[Extracted data entries]
· · · · · · ·

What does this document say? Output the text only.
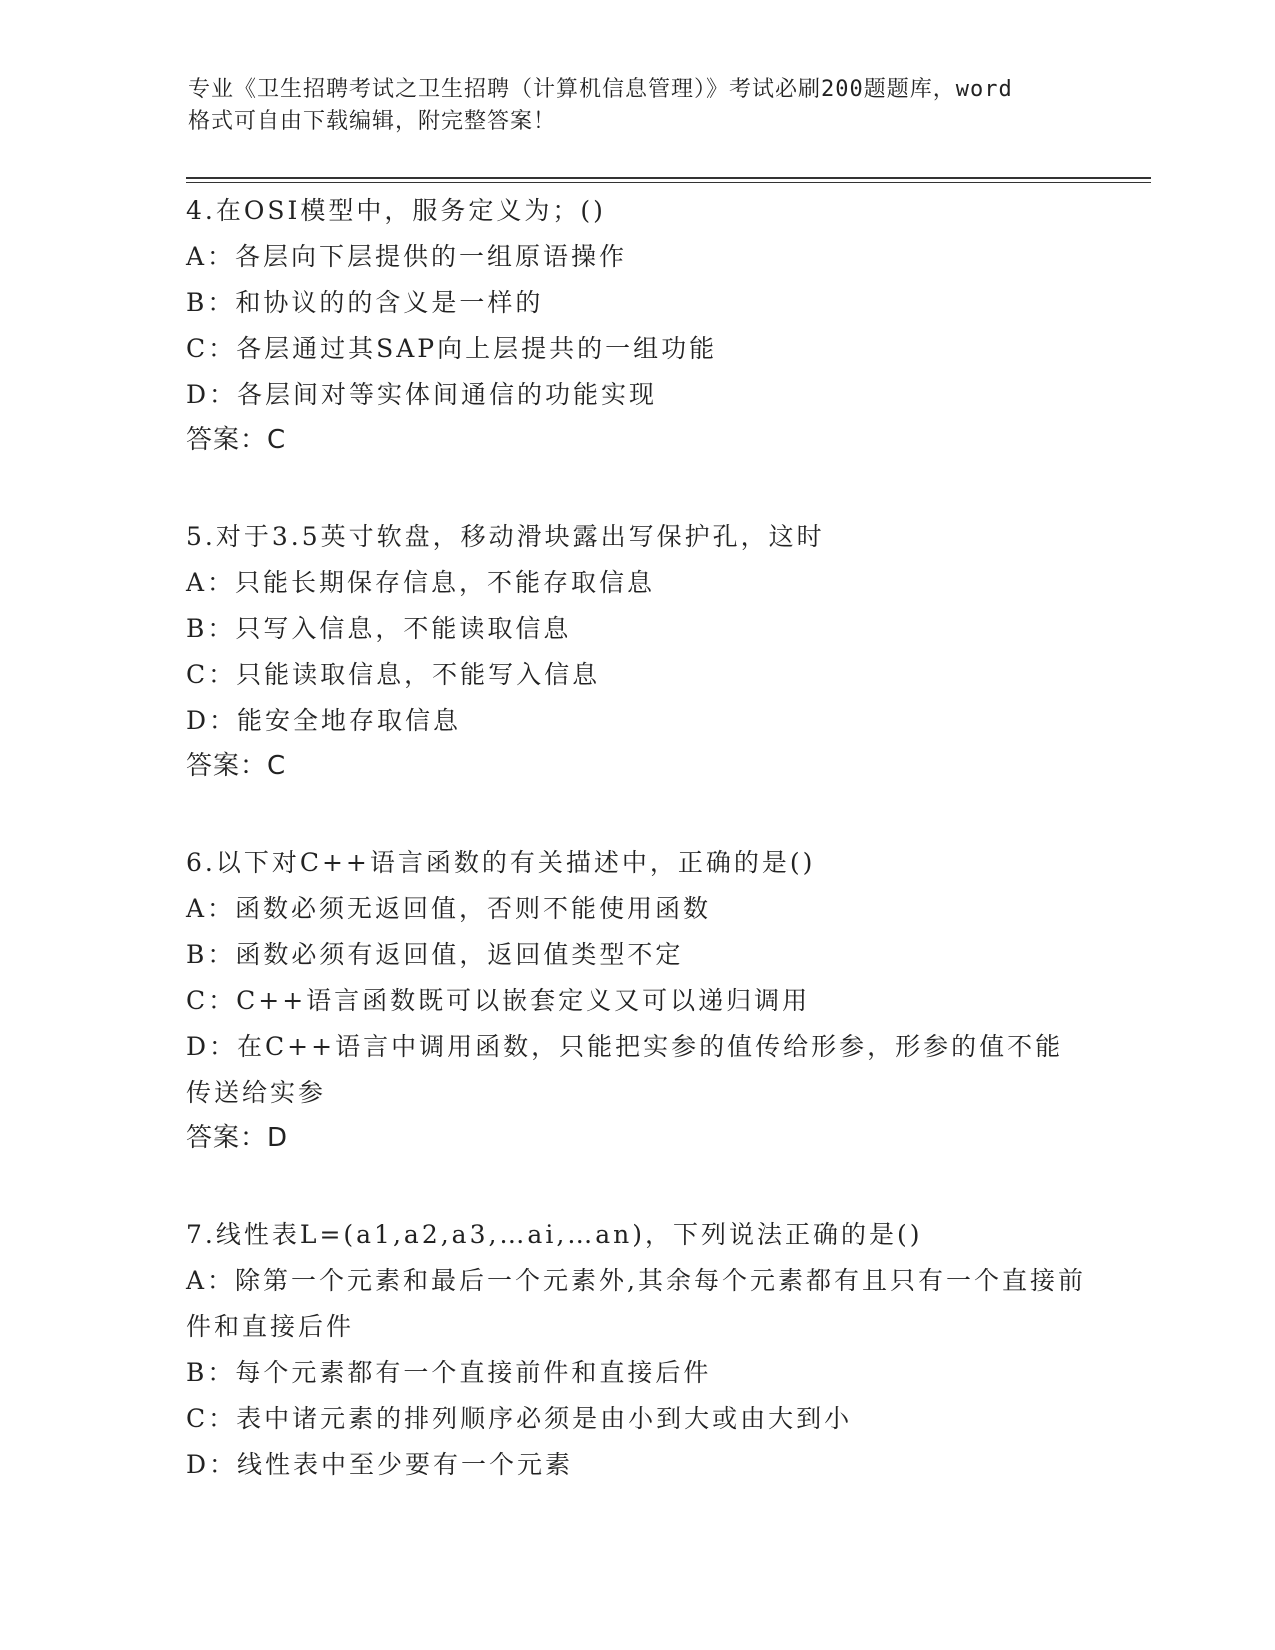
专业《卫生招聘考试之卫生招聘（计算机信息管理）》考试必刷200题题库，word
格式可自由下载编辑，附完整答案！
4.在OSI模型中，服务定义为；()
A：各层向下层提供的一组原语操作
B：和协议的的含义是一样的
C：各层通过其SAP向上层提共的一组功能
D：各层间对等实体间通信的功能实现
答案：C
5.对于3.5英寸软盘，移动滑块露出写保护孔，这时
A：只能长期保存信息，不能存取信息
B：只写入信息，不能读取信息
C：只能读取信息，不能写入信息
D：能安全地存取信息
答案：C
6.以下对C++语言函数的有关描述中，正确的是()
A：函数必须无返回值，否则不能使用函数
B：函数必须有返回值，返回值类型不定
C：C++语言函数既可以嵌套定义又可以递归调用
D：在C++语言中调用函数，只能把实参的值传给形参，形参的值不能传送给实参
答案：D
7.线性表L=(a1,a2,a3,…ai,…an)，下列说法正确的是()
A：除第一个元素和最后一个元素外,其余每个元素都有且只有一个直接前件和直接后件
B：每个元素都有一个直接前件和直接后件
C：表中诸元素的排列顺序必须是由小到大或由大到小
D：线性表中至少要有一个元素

· · · · · · ·

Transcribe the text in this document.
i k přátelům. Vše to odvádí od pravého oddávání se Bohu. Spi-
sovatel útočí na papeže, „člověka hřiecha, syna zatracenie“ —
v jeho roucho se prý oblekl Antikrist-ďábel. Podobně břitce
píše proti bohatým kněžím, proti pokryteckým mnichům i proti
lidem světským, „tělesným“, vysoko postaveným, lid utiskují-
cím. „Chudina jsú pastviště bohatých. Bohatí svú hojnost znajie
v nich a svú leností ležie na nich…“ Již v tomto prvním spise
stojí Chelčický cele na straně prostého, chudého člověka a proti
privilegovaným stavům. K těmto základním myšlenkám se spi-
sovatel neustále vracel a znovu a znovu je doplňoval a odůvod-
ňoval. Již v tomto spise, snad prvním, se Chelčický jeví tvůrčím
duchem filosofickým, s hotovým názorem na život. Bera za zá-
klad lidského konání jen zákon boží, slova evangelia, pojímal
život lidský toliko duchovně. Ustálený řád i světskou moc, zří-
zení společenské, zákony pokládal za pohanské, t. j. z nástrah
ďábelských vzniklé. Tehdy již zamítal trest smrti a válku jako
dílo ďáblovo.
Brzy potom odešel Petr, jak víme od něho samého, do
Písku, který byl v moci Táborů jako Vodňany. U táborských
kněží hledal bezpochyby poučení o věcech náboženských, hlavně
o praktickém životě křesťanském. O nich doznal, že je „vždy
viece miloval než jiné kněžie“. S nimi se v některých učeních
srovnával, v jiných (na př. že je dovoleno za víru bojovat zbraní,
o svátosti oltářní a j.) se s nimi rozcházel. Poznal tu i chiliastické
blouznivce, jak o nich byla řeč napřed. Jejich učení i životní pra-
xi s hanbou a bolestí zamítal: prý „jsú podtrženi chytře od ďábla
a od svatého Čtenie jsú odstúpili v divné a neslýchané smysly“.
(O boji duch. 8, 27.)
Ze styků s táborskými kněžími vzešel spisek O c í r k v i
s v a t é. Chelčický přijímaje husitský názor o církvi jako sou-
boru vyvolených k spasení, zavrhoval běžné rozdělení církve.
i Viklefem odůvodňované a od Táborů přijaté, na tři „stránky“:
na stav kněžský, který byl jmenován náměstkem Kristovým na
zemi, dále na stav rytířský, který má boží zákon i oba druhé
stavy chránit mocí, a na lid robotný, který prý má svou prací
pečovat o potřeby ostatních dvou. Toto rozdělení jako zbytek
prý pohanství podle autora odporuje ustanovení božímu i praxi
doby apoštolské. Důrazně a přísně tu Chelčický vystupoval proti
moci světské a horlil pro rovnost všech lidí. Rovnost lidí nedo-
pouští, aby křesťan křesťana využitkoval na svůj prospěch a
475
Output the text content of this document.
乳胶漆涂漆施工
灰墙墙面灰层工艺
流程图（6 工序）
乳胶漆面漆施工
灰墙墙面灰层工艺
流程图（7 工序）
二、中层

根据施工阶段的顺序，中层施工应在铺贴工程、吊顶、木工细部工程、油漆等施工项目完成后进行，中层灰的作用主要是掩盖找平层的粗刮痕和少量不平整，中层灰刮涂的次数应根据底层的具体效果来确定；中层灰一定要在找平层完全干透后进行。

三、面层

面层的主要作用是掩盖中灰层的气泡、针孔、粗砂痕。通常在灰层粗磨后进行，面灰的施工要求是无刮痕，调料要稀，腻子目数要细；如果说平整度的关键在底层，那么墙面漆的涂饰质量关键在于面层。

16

· · · · · · ·

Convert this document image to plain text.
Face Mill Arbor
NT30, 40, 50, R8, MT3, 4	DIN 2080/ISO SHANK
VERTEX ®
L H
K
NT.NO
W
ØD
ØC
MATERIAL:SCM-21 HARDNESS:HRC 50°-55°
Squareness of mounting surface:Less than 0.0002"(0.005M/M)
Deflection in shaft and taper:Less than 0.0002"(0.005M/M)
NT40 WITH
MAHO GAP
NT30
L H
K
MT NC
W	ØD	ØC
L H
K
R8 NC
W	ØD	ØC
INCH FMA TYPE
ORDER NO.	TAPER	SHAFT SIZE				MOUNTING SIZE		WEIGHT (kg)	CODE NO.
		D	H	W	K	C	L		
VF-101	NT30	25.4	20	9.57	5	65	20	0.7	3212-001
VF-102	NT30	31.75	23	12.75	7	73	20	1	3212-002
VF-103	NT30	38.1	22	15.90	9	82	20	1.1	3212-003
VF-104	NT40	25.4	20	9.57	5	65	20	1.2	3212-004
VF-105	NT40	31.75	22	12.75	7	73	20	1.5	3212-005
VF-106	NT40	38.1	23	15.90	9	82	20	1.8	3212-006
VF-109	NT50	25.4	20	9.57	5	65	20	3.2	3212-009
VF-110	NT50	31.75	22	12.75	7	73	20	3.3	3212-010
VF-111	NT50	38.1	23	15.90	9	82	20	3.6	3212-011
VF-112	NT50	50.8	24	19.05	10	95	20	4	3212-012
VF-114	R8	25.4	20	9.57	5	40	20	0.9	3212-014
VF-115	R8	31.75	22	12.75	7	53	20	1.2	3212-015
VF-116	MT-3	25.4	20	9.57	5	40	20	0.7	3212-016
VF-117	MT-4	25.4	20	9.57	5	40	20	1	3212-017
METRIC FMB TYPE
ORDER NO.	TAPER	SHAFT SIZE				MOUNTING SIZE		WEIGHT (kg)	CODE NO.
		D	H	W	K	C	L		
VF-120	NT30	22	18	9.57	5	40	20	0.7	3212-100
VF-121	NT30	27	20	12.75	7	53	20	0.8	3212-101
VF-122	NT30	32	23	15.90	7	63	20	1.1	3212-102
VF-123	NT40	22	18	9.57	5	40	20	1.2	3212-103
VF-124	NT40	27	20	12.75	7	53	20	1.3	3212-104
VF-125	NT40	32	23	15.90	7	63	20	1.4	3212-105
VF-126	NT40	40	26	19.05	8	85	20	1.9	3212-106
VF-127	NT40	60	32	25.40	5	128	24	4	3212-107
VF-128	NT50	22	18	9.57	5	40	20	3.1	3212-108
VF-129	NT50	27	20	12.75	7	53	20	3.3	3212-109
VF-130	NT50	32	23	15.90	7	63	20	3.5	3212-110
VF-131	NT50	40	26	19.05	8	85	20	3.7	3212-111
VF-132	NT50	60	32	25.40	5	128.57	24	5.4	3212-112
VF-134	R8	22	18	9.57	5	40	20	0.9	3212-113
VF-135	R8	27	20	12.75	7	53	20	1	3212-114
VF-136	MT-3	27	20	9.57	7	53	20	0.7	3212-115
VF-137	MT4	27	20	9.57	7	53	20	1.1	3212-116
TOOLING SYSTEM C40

· · · · · · ·

■ **Work to do**: Take every line that includes the string "Chelčický" and copy it.

■ **Output of the exercise**:
stojí Chelčický cele na straně prostého, chudého člověka a proti
ňoval. Již v tomto spise, snad prvním, se Chelčický jeví tvůrčím
s v a t é. Chelčický přijímaje husitský názor o církvi jako sou-
doby apoštolské. Důrazně a přísně tu Chelčický vystupoval proti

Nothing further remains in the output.